Replace every "legend" with "key" in the items below and keep all other text the same. Leave the pictures out of your answer.

Items from a data source:
* START *

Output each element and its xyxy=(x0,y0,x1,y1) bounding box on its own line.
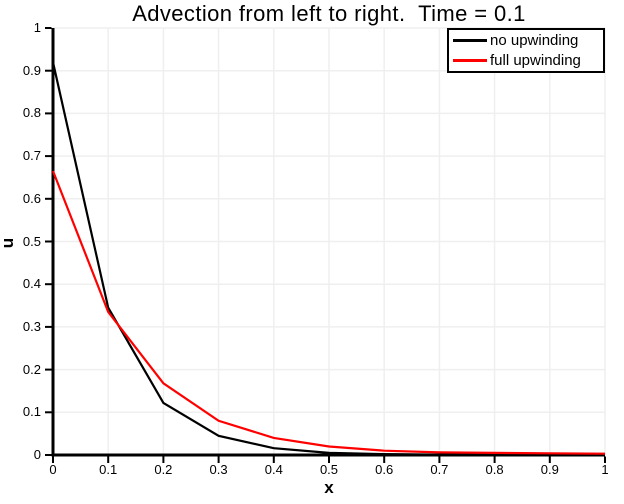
y-tick-label: 0.8 xyxy=(22,105,41,121)
legend-line-sample-red xyxy=(453,58,487,62)
legend-item-no-upwinding: no upwinding xyxy=(453,31,599,50)
series-line-full-upwinding xyxy=(51,170,606,455)
x-tick-label: 0.9 xyxy=(540,462,559,477)
y-tick-label: 0.9 xyxy=(22,62,41,78)
x-axis-label: x xyxy=(324,478,334,497)
x-tick-label: 0 xyxy=(49,462,57,477)
y-tick-label: 0.2 xyxy=(22,361,41,377)
y-tick-label: 0 xyxy=(33,447,41,462)
axis-layer xyxy=(45,27,606,463)
x-tick-label: 0.7 xyxy=(430,462,449,477)
series-line-no-upwinding xyxy=(51,61,605,456)
y-tick-label: 0.7 xyxy=(22,148,41,164)
x-tick-label: 0.8 xyxy=(485,462,504,477)
legend: no upwinding full upwinding xyxy=(447,28,605,73)
y-tick-label: 1 xyxy=(33,20,41,35)
x-tick-label: 1 xyxy=(601,462,609,477)
legend-label-full-upwinding: full upwinding xyxy=(490,51,581,69)
chart-title: Advection from left to right. Time = 0.1 xyxy=(132,1,526,26)
y-tick-label: 0.6 xyxy=(22,190,41,206)
y-tick-label: 0.5 xyxy=(22,233,41,249)
y-tick-label: 0.3 xyxy=(22,318,41,334)
y-tick-label: 0.4 xyxy=(22,276,41,292)
x-tick-label: 0.1 xyxy=(99,462,118,477)
y-tick-label: 0.1 xyxy=(22,404,41,420)
legend-item-full-upwinding: full upwinding xyxy=(453,51,599,70)
series-layer xyxy=(51,61,606,456)
x-tick-label: 0.4 xyxy=(264,462,283,477)
legend-line-sample-black xyxy=(453,39,487,43)
y-axis-label: u xyxy=(0,221,18,265)
x-tick-label: 0.3 xyxy=(209,462,228,477)
x-tick-label: 0.2 xyxy=(154,462,173,477)
x-tick-label: 0.6 xyxy=(375,462,394,477)
x-tick-label: 0.5 xyxy=(319,462,339,477)
grid-layer xyxy=(53,27,606,455)
legend-label-no-upwinding: no upwinding xyxy=(490,32,579,50)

* END *

Exercise answer
Output each element and its xyxy=(x0,y0,x1,y1) bounding box on its own line.
y-tick-label: 0.8 xyxy=(22,105,41,121)
key-line-sample-red xyxy=(453,58,487,62)
key-item-no-upwinding: no upwinding xyxy=(453,31,599,50)
series-line-full-upwinding xyxy=(51,170,606,455)
x-tick-label: 0.9 xyxy=(540,462,559,477)
y-tick-label: 0.9 xyxy=(22,62,41,78)
x-axis-label: x xyxy=(324,478,334,497)
x-tick-label: 0 xyxy=(49,462,57,477)
y-tick-label: 0.2 xyxy=(22,361,41,377)
y-tick-label: 0 xyxy=(33,447,41,462)
axis-layer xyxy=(45,27,606,463)
x-tick-label: 0.7 xyxy=(430,462,449,477)
series-line-no-upwinding xyxy=(51,61,605,456)
y-tick-label: 0.7 xyxy=(22,148,41,164)
x-tick-label: 0.8 xyxy=(485,462,504,477)
key: no upwinding full upwinding xyxy=(447,28,605,73)
y-tick-label: 1 xyxy=(33,20,41,35)
x-tick-label: 1 xyxy=(601,462,609,477)
key-label-full-upwinding: full upwinding xyxy=(490,51,581,69)
chart-title: Advection from left to right. Time = 0.1 xyxy=(132,1,526,26)
y-tick-label: 0.6 xyxy=(22,190,41,206)
y-tick-label: 0.5 xyxy=(22,233,41,249)
y-tick-label: 0.3 xyxy=(22,318,41,334)
y-tick-label: 0.4 xyxy=(22,276,41,292)
x-tick-label: 0.1 xyxy=(99,462,118,477)
y-tick-label: 0.1 xyxy=(22,404,41,420)
key-item-full-upwinding: full upwinding xyxy=(453,51,599,70)
series-layer xyxy=(51,61,606,456)
x-tick-label: 0.4 xyxy=(264,462,283,477)
key-line-sample-black xyxy=(453,39,487,43)
y-axis-label: u xyxy=(0,221,18,265)
x-tick-label: 0.3 xyxy=(209,462,228,477)
x-tick-label: 0.2 xyxy=(154,462,173,477)
x-tick-label: 0.6 xyxy=(375,462,394,477)
x-tick-label: 0.5 xyxy=(319,462,339,477)
grid-layer xyxy=(53,27,606,455)
key-label-no-upwinding: no upwinding xyxy=(490,32,579,50)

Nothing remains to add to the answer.